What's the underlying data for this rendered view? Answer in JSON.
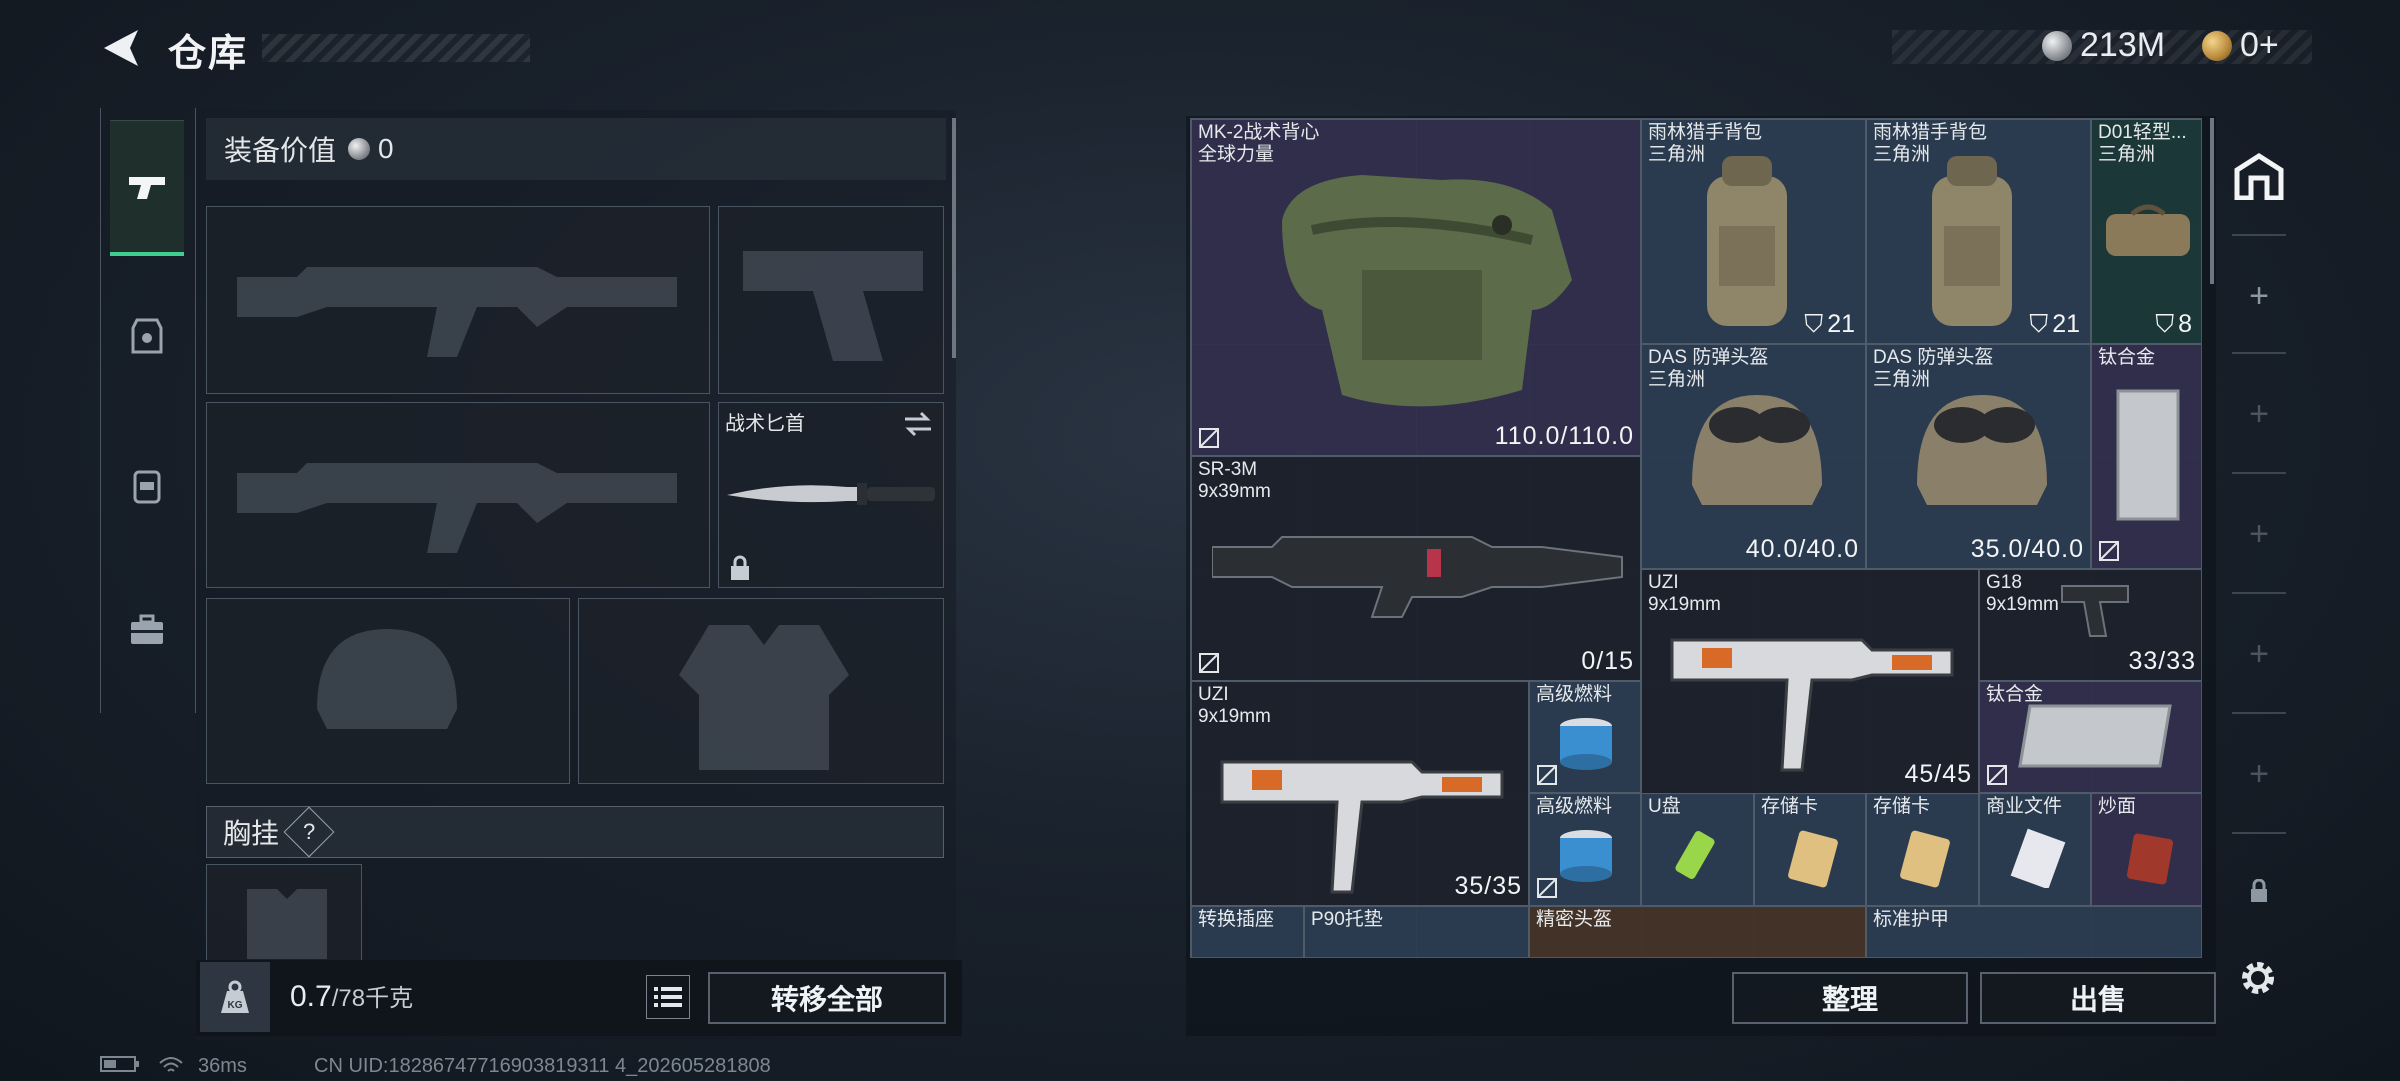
{
  "header": {
    "title": "仓库"
  },
  "currencies": [
    {
      "icon": "silver-coin-icon",
      "value": "213M"
    },
    {
      "icon": "gold-coin-icon",
      "value": "0+"
    }
  ],
  "loadout": {
    "value_label": "装备价值",
    "value": "0",
    "melee_label": "战术匕首",
    "chest_rig_label": "胸挂",
    "chest_rig_help": "?",
    "weight_value": "0.7",
    "weight_max": "/78千克",
    "transfer_all": "转移全部"
  },
  "stash": {
    "items": [
      {
        "id": "vest",
        "name": "MK-2战术背心",
        "sub": "全球力量",
        "value": "110.0/110.0"
      },
      {
        "id": "bag1",
        "name": "雨林猎手背包",
        "sub": "三角洲",
        "count": "21"
      },
      {
        "id": "bag2",
        "name": "雨林猎手背包",
        "sub": "三角洲",
        "count": "21"
      },
      {
        "id": "bag3",
        "name": "D01轻型...",
        "sub": "三角洲",
        "count": "8"
      },
      {
        "id": "helm1",
        "name": "DAS 防弹头盔",
        "sub": "三角洲",
        "value": "40.0/40.0"
      },
      {
        "id": "helm2",
        "name": "DAS 防弹头盔",
        "sub": "三角洲",
        "value": "35.0/40.0"
      },
      {
        "id": "ti1",
        "name": "钛合金"
      },
      {
        "id": "sr3m",
        "name": "SR-3M",
        "sub": "9x39mm",
        "value": "0/15"
      },
      {
        "id": "uzi1",
        "name": "UZI",
        "sub": "9x19mm",
        "value": "45/45"
      },
      {
        "id": "g18",
        "name": "G18",
        "sub": "9x19mm",
        "value": "33/33"
      },
      {
        "id": "uzi2",
        "name": "UZI",
        "sub": "9x19mm",
        "value": "35/35"
      },
      {
        "id": "fuel1",
        "name": "高级燃料"
      },
      {
        "id": "ti2",
        "name": "钛合金"
      },
      {
        "id": "fuel2",
        "name": "高级燃料"
      },
      {
        "id": "usb",
        "name": "U盘"
      },
      {
        "id": "card1",
        "name": "存储卡"
      },
      {
        "id": "card2",
        "name": "存储卡"
      },
      {
        "id": "docs",
        "name": "商业文件"
      },
      {
        "id": "noodle",
        "name": "炒面"
      },
      {
        "id": "socket",
        "name": "转换插座"
      },
      {
        "id": "p90pad",
        "name": "P90托垫"
      },
      {
        "id": "precisehelm",
        "name": "精密头盔"
      },
      {
        "id": "stdarmor",
        "name": "标准护甲"
      }
    ],
    "sort_button": "整理",
    "sell_button": "出售"
  },
  "status": {
    "ping": "36ms",
    "uid": "CN UID:18286747716903819311 4_202605281808"
  }
}
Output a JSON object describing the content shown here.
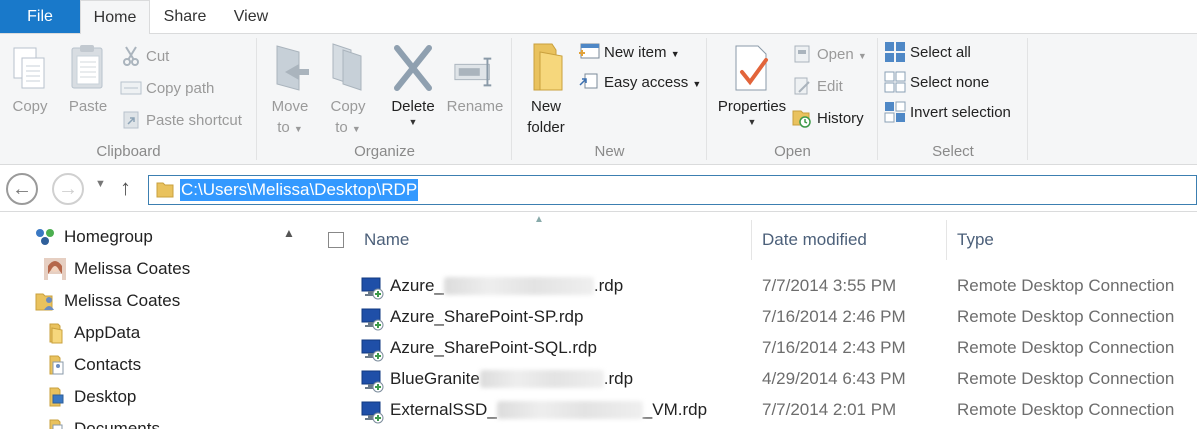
{
  "tabs": {
    "file": "File",
    "home": "Home",
    "share": "Share",
    "view": "View"
  },
  "ribbon": {
    "clipboard": {
      "label": "Clipboard",
      "copy": "Copy",
      "paste": "Paste",
      "cut": "Cut",
      "copy_path": "Copy path",
      "paste_shortcut": "Paste shortcut"
    },
    "organize": {
      "label": "Organize",
      "move_to_1": "Move",
      "move_to_2": "to",
      "copy_to_1": "Copy",
      "copy_to_2": "to",
      "delete": "Delete",
      "rename": "Rename"
    },
    "new": {
      "label": "New",
      "new_folder_1": "New",
      "new_folder_2": "folder",
      "new_item": "New item",
      "easy_access": "Easy access"
    },
    "open": {
      "label": "Open",
      "properties": "Properties",
      "open": "Open",
      "edit": "Edit",
      "history": "History"
    },
    "select": {
      "label": "Select",
      "select_all": "Select all",
      "select_none": "Select none",
      "invert_selection": "Invert selection"
    }
  },
  "address": {
    "path": "C:\\Users\\Melissa\\Desktop\\RDP"
  },
  "navpane": {
    "items": [
      {
        "label": "Homegroup",
        "icon": "homegroup-icon"
      },
      {
        "label": "Melissa Coates",
        "icon": "user-avatar-icon"
      },
      {
        "label": "Melissa Coates",
        "icon": "user-folder-icon"
      },
      {
        "label": "AppData",
        "icon": "folder-icon"
      },
      {
        "label": "Contacts",
        "icon": "contacts-folder-icon"
      },
      {
        "label": "Desktop",
        "icon": "desktop-folder-icon"
      },
      {
        "label": "Documents",
        "icon": "documents-folder-icon"
      }
    ]
  },
  "filelist": {
    "columns": {
      "name": "Name",
      "date": "Date modified",
      "type": "Type"
    },
    "rows": [
      {
        "name_prefix": "Azure_",
        "name_suffix": ".rdp",
        "date": "7/7/2014 3:55 PM",
        "type": "Remote Desktop Connection"
      },
      {
        "name_prefix": "Azure_SharePoint-SP.rdp",
        "name_suffix": "",
        "date": "7/16/2014 2:46 PM",
        "type": "Remote Desktop Connection"
      },
      {
        "name_prefix": "Azure_SharePoint-SQL.rdp",
        "name_suffix": "",
        "date": "7/16/2014 2:43 PM",
        "type": "Remote Desktop Connection"
      },
      {
        "name_prefix": "BlueGranite",
        "name_suffix": ".rdp",
        "date": "4/29/2014 6:43 PM",
        "type": "Remote Desktop Connection"
      },
      {
        "name_prefix": "ExternalSSD_",
        "name_suffix": "_VM.rdp",
        "date": "7/7/2014 2:01 PM",
        "type": "Remote Desktop Connection"
      }
    ]
  },
  "colors": {
    "accent": "#1979ca",
    "selection": "#3399ff",
    "ribbon_bg": "#f5f6f7"
  }
}
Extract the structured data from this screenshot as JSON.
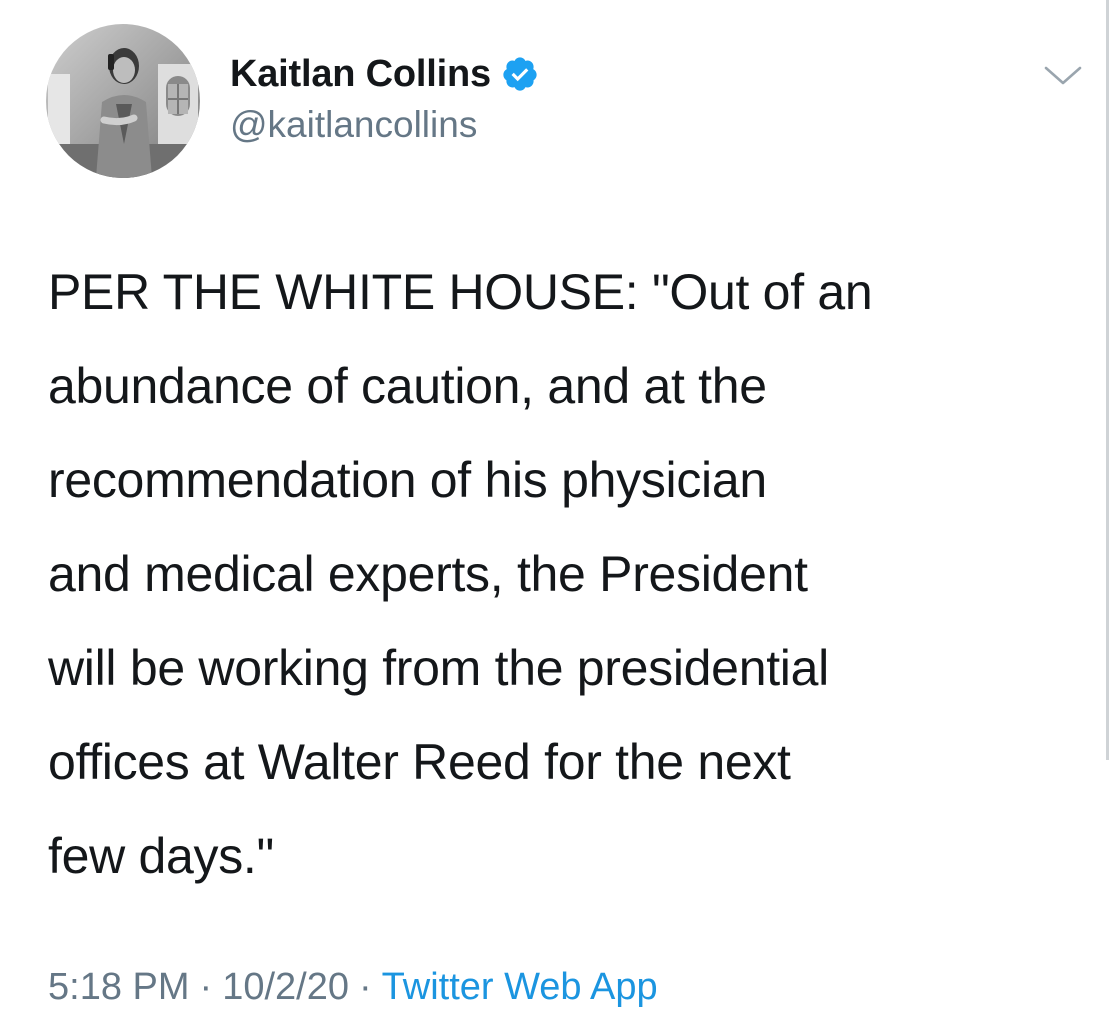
{
  "author": {
    "display_name": "Kaitlan Collins",
    "handle": "@kaitlancollins",
    "verified": true
  },
  "tweet": {
    "text": "PER THE WHITE HOUSE: \"Out of an\nabundance of caution, and at the\nrecommendation of his physician\nand medical experts, the President\nwill be working from the presidential\noffices at Walter Reed for the next\nfew days.\""
  },
  "meta": {
    "time": "5:18 PM",
    "date": "10/2/20",
    "separator": "·",
    "source": "Twitter Web App"
  },
  "icons": {
    "verified": "verified-badge-icon",
    "menu": "chevron-down-icon"
  },
  "colors": {
    "verified_blue": "#1da1f2",
    "link_blue": "#1b95e0",
    "secondary_text": "#657786",
    "primary_text": "#14171a"
  }
}
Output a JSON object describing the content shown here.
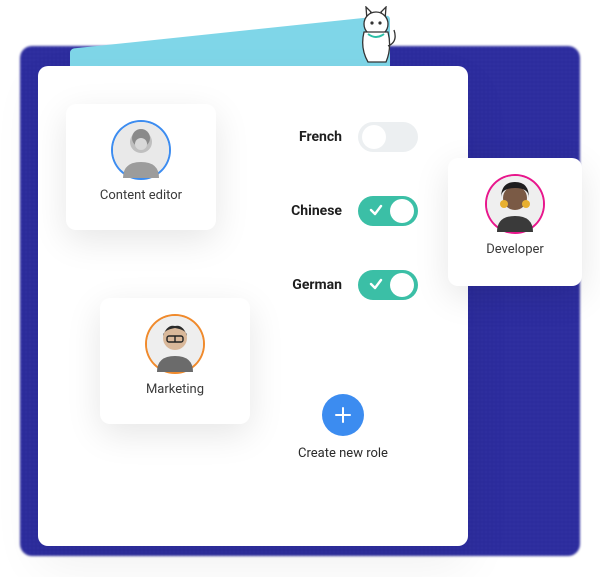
{
  "roles": {
    "editor": {
      "label": "Content editor"
    },
    "marketing": {
      "label": "Marketing"
    },
    "developer": {
      "label": "Developer"
    }
  },
  "languages": [
    {
      "label": "French",
      "on": false
    },
    {
      "label": "Chinese",
      "on": true
    },
    {
      "label": "German",
      "on": true
    }
  ],
  "create_role_label": "Create new role"
}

+ + + + + + +

Write the entries above out again exactly, but not the pictures.

What's the underlying data for this rendered view? Answer in JSON.
{
  "header": {
    "title": "仓库"
  },
  "currencies": [
    {
      "icon": "silver-coin-icon",
      "value": "213M"
    },
    {
      "icon": "gold-coin-icon",
      "value": "0+"
    }
  ],
  "loadout": {
    "value_label": "装备价值",
    "value": "0",
    "melee_label": "战术匕首",
    "chest_rig_label": "胸挂",
    "chest_rig_help": "?",
    "weight_value": "0.7",
    "weight_max": "/78千克",
    "transfer_all": "转移全部"
  },
  "stash": {
    "items": [
      {
        "id": "vest",
        "name": "MK-2战术背心",
        "sub": "全球力量",
        "value": "110.0/110.0"
      },
      {
        "id": "bag1",
        "name": "雨林猎手背包",
        "sub": "三角洲",
        "count": "21"
      },
      {
        "id": "bag2",
        "name": "雨林猎手背包",
        "sub": "三角洲",
        "count": "21"
      },
      {
        "id": "bag3",
        "name": "D01轻型...",
        "sub": "三角洲",
        "count": "8"
      },
      {
        "id": "helm1",
        "name": "DAS 防弹头盔",
        "sub": "三角洲",
        "value": "40.0/40.0"
      },
      {
        "id": "helm2",
        "name": "DAS 防弹头盔",
        "sub": "三角洲",
        "value": "35.0/40.0"
      },
      {
        "id": "ti1",
        "name": "钛合金"
      },
      {
        "id": "sr3m",
        "name": "SR-3M",
        "sub": "9x39mm",
        "value": "0/15"
      },
      {
        "id": "uzi1",
        "name": "UZI",
        "sub": "9x19mm",
        "value": "45/45"
      },
      {
        "id": "g18",
        "name": "G18",
        "sub": "9x19mm",
        "value": "33/33"
      },
      {
        "id": "uzi2",
        "name": "UZI",
        "sub": "9x19mm",
        "value": "35/35"
      },
      {
        "id": "fuel1",
        "name": "高级燃料"
      },
      {
        "id": "ti2",
        "name": "钛合金"
      },
      {
        "id": "fuel2",
        "name": "高级燃料"
      },
      {
        "id": "usb",
        "name": "U盘"
      },
      {
        "id": "card1",
        "name": "存储卡"
      },
      {
        "id": "card2",
        "name": "存储卡"
      },
      {
        "id": "docs",
        "name": "商业文件"
      },
      {
        "id": "noodle",
        "name": "炒面"
      },
      {
        "id": "socket",
        "name": "转换插座"
      },
      {
        "id": "p90pad",
        "name": "P90托垫"
      },
      {
        "id": "precisehelm",
        "name": "精密头盔"
      },
      {
        "id": "stdarmor",
        "name": "标准护甲"
      }
    ],
    "sort_button": "整理",
    "sell_button": "出售"
  },
  "status": {
    "ping": "36ms",
    "uid": "CN UID:18286747716903819311 4_202605281808"
  }
}
Output a JSON object describing the content shown here.
{
  "tabs": {
    "file": "File",
    "home": "Home",
    "share": "Share",
    "view": "View"
  },
  "ribbon": {
    "clipboard": {
      "label": "Clipboard",
      "copy": "Copy",
      "paste": "Paste",
      "cut": "Cut",
      "copy_path": "Copy path",
      "paste_shortcut": "Paste shortcut"
    },
    "organize": {
      "label": "Organize",
      "move_to_1": "Move",
      "move_to_2": "to",
      "copy_to_1": "Copy",
      "copy_to_2": "to",
      "delete": "Delete",
      "rename": "Rename"
    },
    "new": {
      "label": "New",
      "new_folder_1": "New",
      "new_folder_2": "folder",
      "new_item": "New item",
      "easy_access": "Easy access"
    },
    "open": {
      "label": "Open",
      "properties": "Properties",
      "open": "Open",
      "edit": "Edit",
      "history": "History"
    },
    "select": {
      "label": "Select",
      "select_all": "Select all",
      "select_none": "Select none",
      "invert_selection": "Invert selection"
    }
  },
  "address": {
    "path": "C:\\Users\\Melissa\\Desktop\\RDP"
  },
  "navpane": {
    "items": [
      {
        "label": "Homegroup",
        "icon": "homegroup-icon"
      },
      {
        "label": "Melissa Coates",
        "icon": "user-avatar-icon"
      },
      {
        "label": "Melissa Coates",
        "icon": "user-folder-icon"
      },
      {
        "label": "AppData",
        "icon": "folder-icon"
      },
      {
        "label": "Contacts",
        "icon": "contacts-folder-icon"
      },
      {
        "label": "Desktop",
        "icon": "desktop-folder-icon"
      },
      {
        "label": "Documents",
        "icon": "documents-folder-icon"
      }
    ]
  },
  "filelist": {
    "columns": {
      "name": "Name",
      "date": "Date modified",
      "type": "Type"
    },
    "rows": [
      {
        "name_prefix": "Azure_",
        "name_suffix": ".rdp",
        "date": "7/7/2014 3:55 PM",
        "type": "Remote Desktop Connection"
      },
      {
        "name_prefix": "Azure_SharePoint-SP.rdp",
        "name_suffix": "",
        "date": "7/16/2014 2:46 PM",
        "type": "Remote Desktop Connection"
      },
      {
        "name_prefix": "Azure_SharePoint-SQL.rdp",
        "name_suffix": "",
        "date": "7/16/2014 2:43 PM",
        "type": "Remote Desktop Connection"
      },
      {
        "name_prefix": "BlueGranite",
        "name_suffix": ".rdp",
        "date": "4/29/2014 6:43 PM",
        "type": "Remote Desktop Connection"
      },
      {
        "name_prefix": "ExternalSSD_",
        "name_suffix": "_VM.rdp",
        "date": "7/7/2014 2:01 PM",
        "type": "Remote Desktop Connection"
      }
    ]
  },
  "colors": {
    "accent": "#1979ca",
    "selection": "#3399ff",
    "ribbon_bg": "#f5f6f7"
  }
}
Extract the structured data from this screenshot as JSON.
{
  "author": {
    "display_name": "Kaitlan Collins",
    "handle": "@kaitlancollins",
    "verified": true
  },
  "tweet": {
    "text": "PER THE WHITE HOUSE: \"Out of an\nabundance of caution, and at the\nrecommendation of his physician\nand medical experts, the President\nwill be working from the presidential\noffices at Walter Reed for the next\nfew days.\""
  },
  "meta": {
    "time": "5:18 PM",
    "date": "10/2/20",
    "separator": "·",
    "source": "Twitter Web App"
  },
  "icons": {
    "verified": "verified-badge-icon",
    "menu": "chevron-down-icon"
  },
  "colors": {
    "verified_blue": "#1da1f2",
    "link_blue": "#1b95e0",
    "secondary_text": "#657786",
    "primary_text": "#14171a"
  }
}
Output a JSON object describing the content shown here.
{
  "roles": {
    "editor": {
      "label": "Content editor"
    },
    "marketing": {
      "label": "Marketing"
    },
    "developer": {
      "label": "Developer"
    }
  },
  "languages": [
    {
      "label": "French",
      "on": false
    },
    {
      "label": "Chinese",
      "on": true
    },
    {
      "label": "German",
      "on": true
    }
  ],
  "create_role_label": "Create new role"
}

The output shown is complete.